WORK TO COMPLETE: Where does the string "into" appear? Copy every line of the entries below that holds it.

DATA LINES:

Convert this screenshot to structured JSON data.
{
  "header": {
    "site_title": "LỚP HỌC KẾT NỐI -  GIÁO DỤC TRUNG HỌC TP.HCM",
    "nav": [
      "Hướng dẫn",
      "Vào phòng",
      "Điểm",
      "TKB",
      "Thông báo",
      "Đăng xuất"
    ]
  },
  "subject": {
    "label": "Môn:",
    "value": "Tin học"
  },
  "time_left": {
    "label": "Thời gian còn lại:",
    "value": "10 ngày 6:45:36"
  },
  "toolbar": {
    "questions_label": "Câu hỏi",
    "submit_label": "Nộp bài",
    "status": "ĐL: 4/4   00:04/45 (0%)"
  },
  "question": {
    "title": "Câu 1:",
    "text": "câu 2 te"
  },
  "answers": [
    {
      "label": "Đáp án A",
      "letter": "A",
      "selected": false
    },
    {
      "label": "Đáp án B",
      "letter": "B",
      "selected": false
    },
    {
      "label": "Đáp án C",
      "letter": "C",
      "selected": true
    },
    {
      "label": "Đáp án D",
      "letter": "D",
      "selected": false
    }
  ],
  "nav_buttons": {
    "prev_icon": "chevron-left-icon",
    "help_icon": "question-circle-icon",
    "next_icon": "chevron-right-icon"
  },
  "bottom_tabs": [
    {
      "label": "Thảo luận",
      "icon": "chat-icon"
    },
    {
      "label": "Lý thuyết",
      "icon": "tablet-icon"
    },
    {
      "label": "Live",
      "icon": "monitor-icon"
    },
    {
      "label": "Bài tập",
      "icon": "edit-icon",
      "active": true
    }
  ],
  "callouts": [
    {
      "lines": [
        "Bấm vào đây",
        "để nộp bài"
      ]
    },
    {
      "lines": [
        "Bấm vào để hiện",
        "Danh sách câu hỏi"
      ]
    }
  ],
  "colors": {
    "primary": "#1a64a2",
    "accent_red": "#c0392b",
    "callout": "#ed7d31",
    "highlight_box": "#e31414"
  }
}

...

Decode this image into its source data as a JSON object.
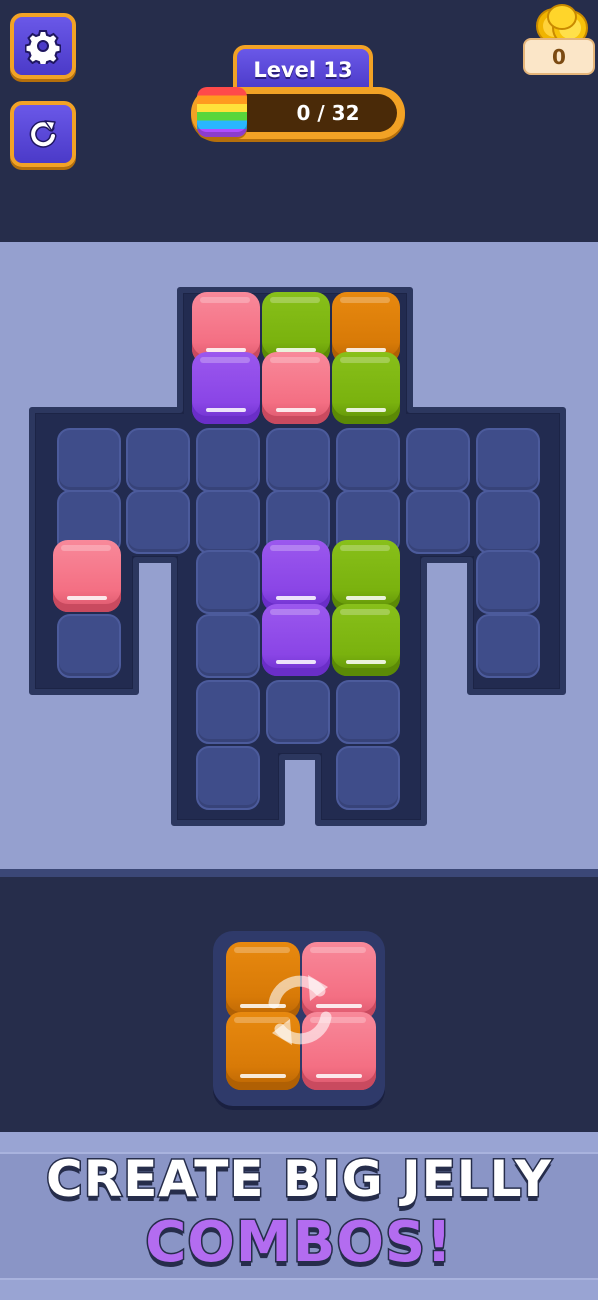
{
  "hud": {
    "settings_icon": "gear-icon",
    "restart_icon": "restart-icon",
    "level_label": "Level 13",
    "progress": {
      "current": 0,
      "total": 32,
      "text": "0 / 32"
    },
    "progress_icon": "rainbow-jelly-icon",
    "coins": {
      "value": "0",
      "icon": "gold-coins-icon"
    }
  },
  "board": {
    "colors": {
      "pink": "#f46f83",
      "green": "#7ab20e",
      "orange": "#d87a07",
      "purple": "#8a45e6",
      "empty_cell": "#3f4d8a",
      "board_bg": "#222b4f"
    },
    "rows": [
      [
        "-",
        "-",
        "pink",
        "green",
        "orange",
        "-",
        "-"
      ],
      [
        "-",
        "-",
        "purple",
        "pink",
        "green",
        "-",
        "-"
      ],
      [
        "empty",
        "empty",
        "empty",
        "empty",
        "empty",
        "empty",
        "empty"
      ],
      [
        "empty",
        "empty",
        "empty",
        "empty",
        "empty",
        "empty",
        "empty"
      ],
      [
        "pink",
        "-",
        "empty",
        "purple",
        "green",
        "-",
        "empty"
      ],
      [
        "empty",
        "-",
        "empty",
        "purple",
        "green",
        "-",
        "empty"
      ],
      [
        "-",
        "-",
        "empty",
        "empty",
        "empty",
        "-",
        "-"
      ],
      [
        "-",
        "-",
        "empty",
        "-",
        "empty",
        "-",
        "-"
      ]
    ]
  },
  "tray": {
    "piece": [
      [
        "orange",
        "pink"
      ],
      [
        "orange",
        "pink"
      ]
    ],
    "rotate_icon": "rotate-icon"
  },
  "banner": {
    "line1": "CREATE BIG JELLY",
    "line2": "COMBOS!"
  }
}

--

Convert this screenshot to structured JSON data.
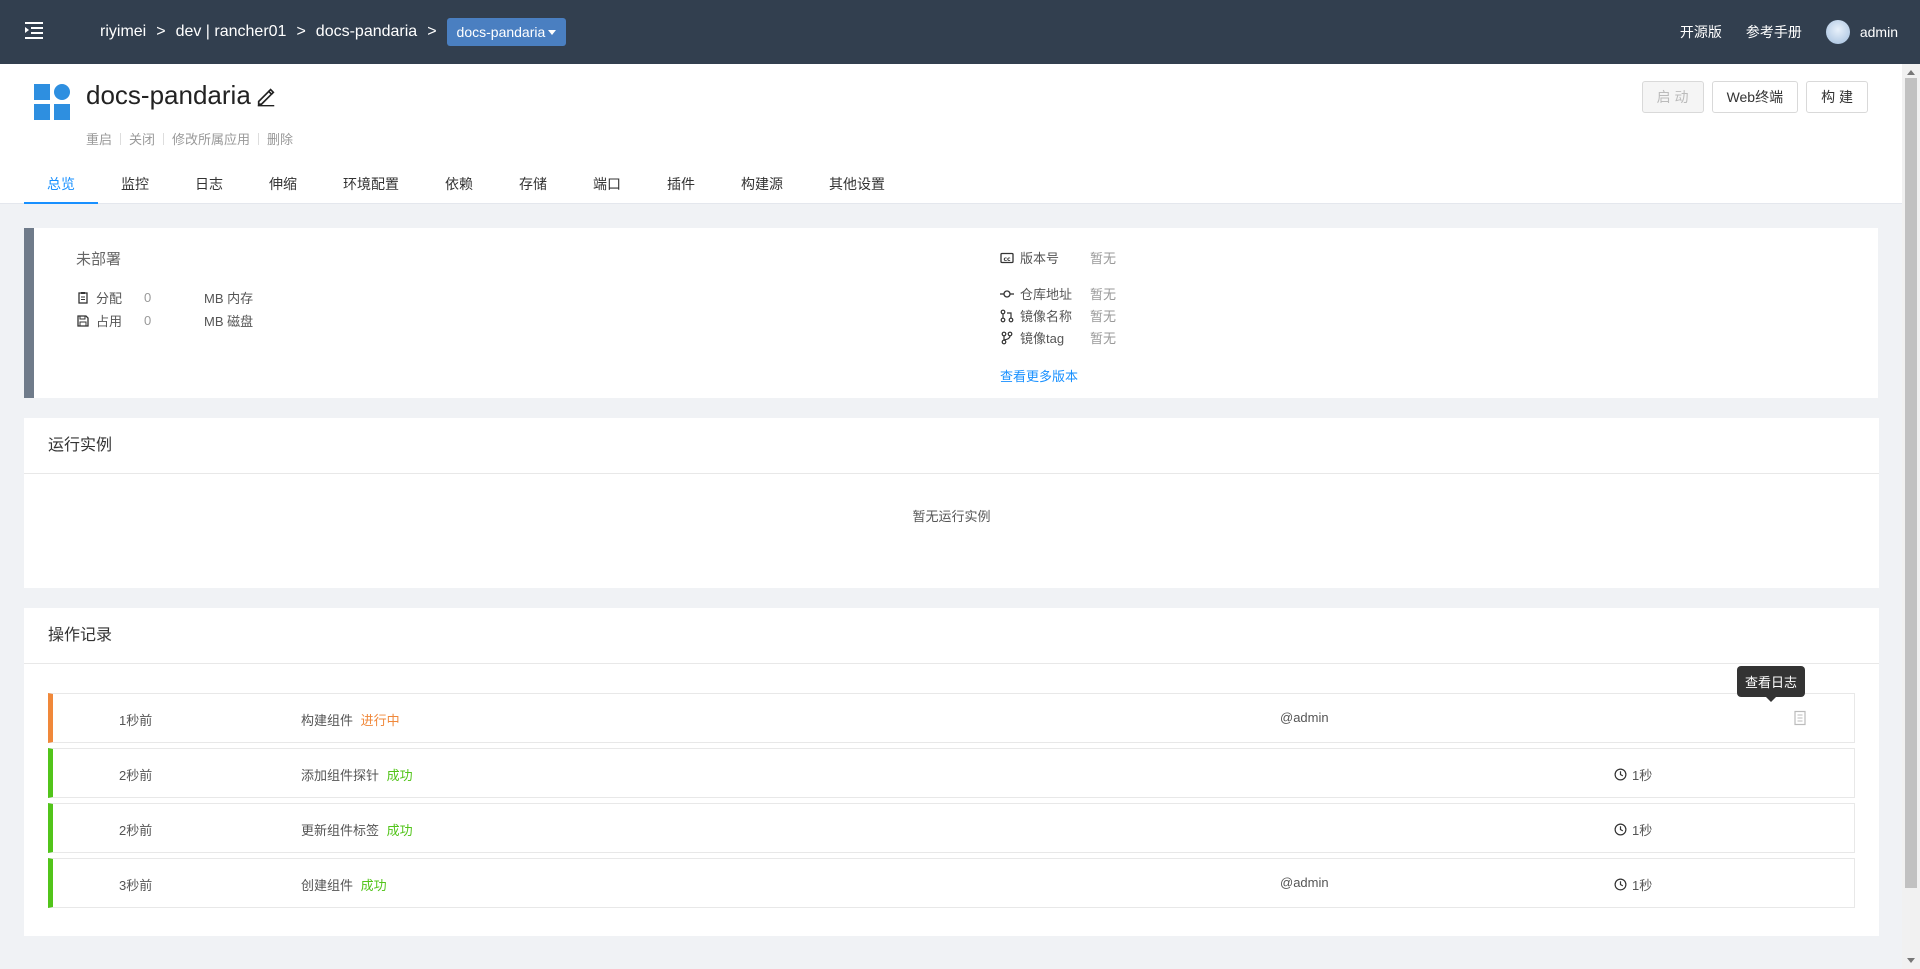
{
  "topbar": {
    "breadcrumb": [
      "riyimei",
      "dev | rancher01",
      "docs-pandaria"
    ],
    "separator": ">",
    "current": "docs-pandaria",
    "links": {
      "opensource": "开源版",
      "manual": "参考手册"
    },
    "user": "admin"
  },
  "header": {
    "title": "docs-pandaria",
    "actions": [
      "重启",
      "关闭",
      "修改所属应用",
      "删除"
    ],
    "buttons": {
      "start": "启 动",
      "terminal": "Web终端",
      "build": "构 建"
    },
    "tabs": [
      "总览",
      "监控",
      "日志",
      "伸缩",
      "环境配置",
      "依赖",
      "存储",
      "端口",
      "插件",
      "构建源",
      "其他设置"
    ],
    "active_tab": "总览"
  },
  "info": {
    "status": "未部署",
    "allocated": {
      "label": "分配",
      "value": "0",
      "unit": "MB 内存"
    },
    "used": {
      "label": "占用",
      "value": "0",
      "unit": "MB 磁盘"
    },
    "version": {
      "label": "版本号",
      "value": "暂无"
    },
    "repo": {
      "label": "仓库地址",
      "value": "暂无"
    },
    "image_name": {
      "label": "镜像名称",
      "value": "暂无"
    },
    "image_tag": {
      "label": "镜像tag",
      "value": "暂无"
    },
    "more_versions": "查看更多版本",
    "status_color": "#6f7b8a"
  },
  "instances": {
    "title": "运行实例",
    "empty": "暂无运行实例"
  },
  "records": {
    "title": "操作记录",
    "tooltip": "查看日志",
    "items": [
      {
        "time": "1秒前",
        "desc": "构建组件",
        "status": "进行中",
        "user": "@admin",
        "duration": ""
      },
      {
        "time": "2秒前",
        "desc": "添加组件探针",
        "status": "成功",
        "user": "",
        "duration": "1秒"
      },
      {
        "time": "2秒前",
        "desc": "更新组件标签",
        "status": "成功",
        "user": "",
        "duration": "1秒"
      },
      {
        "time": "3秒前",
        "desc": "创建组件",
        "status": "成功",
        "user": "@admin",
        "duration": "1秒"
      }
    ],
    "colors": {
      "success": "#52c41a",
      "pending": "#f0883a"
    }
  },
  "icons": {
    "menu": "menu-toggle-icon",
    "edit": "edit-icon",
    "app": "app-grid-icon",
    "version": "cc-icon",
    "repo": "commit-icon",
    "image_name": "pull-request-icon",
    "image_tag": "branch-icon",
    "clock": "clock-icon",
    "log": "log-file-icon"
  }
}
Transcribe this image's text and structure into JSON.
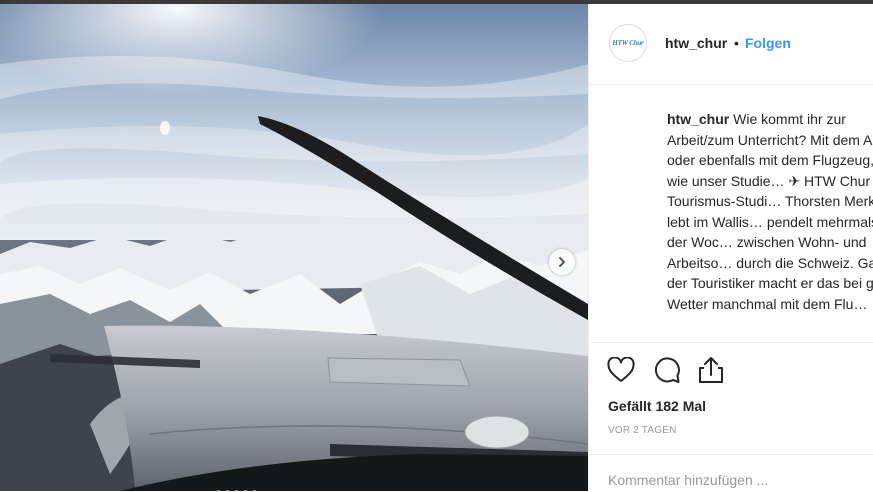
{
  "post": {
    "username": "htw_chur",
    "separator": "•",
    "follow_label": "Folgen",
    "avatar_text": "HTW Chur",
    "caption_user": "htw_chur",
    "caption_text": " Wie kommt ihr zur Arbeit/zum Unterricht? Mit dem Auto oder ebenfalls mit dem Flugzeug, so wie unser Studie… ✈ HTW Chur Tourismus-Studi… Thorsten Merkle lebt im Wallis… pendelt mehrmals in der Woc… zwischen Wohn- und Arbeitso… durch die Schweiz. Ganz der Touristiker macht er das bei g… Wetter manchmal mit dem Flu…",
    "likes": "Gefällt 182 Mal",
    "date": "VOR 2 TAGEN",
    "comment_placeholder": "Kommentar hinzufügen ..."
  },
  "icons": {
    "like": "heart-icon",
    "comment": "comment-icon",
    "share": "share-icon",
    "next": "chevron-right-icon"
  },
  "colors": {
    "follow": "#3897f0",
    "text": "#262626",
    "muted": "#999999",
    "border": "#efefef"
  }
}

COMPLETE RESPONSE:
Decode this image into its source data as a JSON object.
Transcribe this image's text and structure into JSON.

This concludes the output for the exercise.